▶ _SUPPLIED RECORDS_
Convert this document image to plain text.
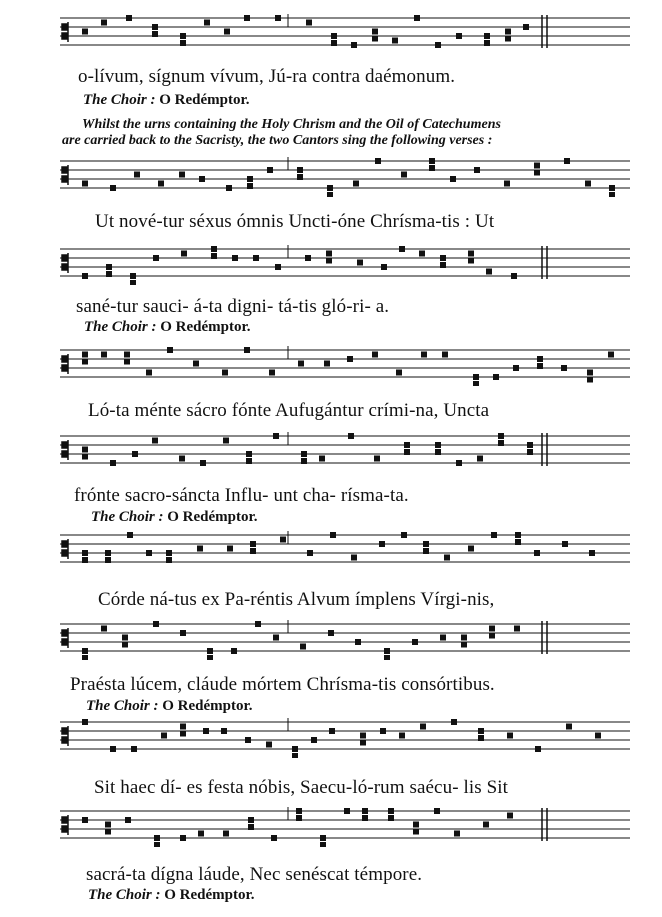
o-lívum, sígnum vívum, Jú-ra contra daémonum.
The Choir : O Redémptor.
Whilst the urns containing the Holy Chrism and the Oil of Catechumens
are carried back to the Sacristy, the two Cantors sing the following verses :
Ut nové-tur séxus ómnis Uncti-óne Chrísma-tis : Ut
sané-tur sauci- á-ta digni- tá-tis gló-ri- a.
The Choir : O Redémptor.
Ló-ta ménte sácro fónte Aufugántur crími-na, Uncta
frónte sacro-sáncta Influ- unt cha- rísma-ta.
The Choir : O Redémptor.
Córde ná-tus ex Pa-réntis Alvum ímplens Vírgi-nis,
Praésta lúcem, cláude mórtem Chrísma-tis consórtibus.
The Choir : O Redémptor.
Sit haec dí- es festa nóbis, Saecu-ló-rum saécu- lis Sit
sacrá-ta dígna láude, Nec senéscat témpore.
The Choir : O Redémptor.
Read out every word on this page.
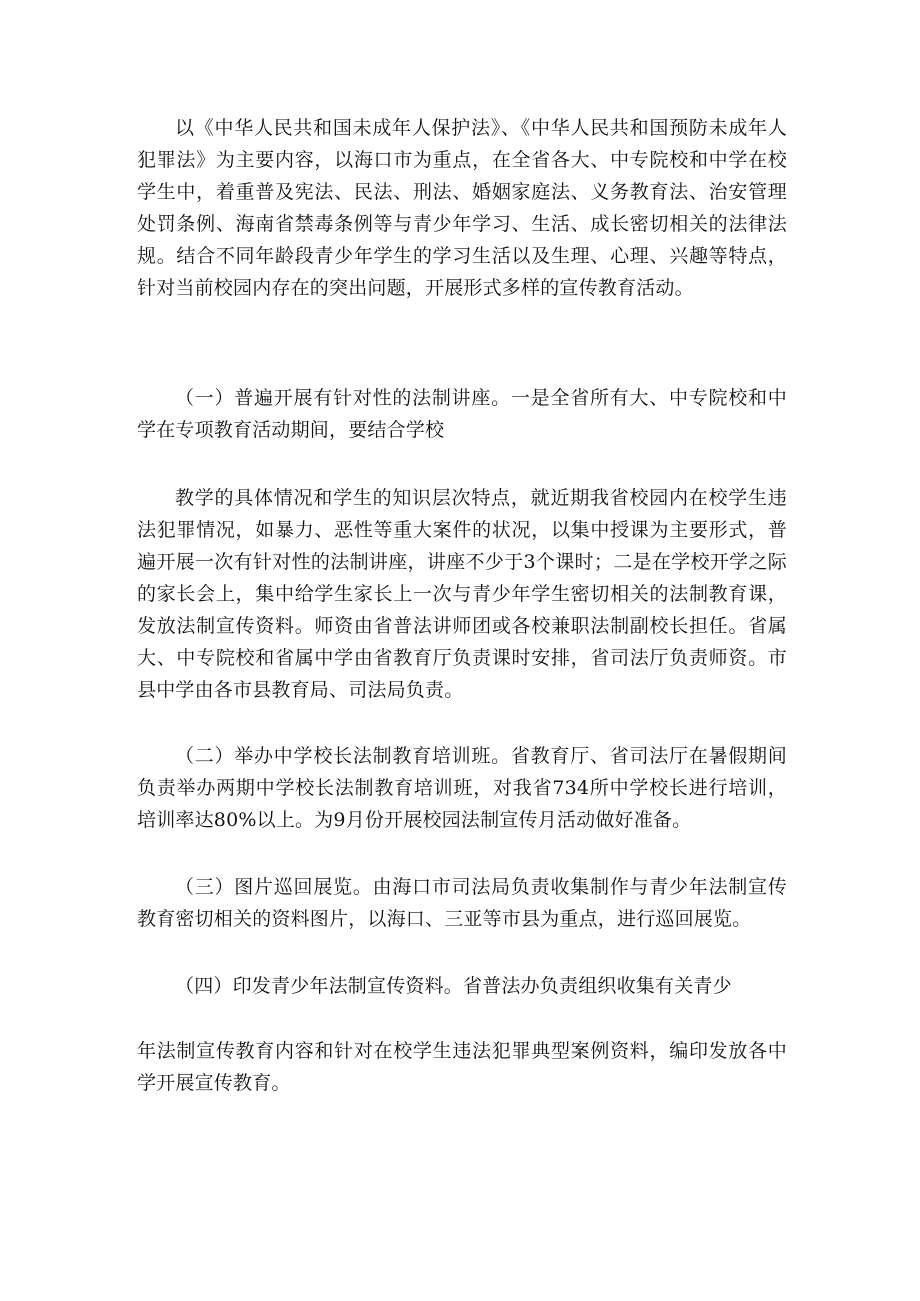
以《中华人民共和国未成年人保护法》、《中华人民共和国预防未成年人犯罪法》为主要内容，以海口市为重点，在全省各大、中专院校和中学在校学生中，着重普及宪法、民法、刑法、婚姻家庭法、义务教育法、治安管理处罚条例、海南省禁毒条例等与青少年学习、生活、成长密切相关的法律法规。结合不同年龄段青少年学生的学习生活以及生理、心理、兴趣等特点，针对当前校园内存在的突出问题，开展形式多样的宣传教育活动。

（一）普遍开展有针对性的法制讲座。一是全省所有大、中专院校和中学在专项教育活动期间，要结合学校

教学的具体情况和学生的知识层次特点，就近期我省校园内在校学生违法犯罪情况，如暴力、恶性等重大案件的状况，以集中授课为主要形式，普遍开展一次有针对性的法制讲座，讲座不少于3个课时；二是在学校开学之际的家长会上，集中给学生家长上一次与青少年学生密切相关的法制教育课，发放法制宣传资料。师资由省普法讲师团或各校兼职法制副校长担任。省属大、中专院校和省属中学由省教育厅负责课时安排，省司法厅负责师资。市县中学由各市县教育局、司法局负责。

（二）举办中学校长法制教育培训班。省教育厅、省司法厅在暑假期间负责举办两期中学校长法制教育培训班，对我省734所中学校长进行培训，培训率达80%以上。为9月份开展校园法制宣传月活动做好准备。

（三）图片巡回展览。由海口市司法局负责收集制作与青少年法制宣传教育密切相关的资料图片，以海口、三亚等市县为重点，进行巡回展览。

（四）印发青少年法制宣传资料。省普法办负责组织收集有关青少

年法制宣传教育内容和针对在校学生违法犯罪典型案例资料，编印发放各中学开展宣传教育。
...
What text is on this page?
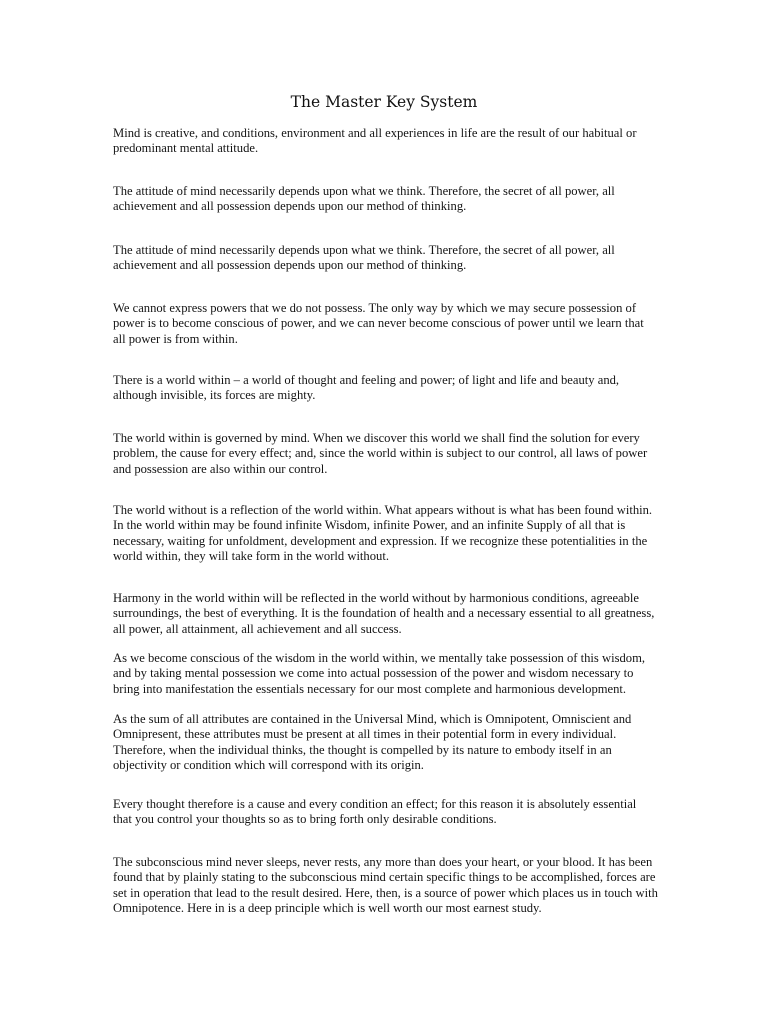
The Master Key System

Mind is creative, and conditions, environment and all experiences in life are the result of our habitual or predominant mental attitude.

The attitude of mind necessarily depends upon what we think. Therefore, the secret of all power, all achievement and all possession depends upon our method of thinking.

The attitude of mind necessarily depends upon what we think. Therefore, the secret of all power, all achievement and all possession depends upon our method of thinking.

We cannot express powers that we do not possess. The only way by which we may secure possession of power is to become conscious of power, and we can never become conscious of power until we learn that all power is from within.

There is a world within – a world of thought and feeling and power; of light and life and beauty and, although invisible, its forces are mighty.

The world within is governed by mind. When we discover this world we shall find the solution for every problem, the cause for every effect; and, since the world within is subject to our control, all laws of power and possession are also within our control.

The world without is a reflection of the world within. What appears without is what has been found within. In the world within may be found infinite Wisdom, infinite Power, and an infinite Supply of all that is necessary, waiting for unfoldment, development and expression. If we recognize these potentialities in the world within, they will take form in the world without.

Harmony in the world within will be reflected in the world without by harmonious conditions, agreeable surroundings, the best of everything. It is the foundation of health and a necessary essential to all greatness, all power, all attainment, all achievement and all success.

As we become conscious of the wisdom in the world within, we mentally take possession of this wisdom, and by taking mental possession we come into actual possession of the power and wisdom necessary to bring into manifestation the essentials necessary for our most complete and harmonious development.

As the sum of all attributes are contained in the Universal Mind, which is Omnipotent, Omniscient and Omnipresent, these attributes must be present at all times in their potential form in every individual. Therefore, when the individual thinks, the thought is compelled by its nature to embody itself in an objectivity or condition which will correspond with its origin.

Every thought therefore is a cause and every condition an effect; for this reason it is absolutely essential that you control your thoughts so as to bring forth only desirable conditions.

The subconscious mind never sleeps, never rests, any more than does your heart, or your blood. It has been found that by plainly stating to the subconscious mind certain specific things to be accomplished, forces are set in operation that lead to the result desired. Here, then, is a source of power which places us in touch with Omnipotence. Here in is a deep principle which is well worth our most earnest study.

▶ _WHAT IS REQUIRED_
Pull out all lines containing the word "harmonious" from the entries above.

▶ _COMPLETE ANSWER_
Harmony in the world within will be reflected in the world without by harmonious conditions, agreeable surroundings, the best of everything. It is the foundation of health and a necessary essential to all greatness, all power, all attainment, all achievement and all success.
As we become conscious of the wisdom in the world within, we mentally take possession of this wisdom, and by taking mental possession we come into actual possession of the power and wisdom necessary to bring into manifestation the essentials necessary for our most complete and harmonious development.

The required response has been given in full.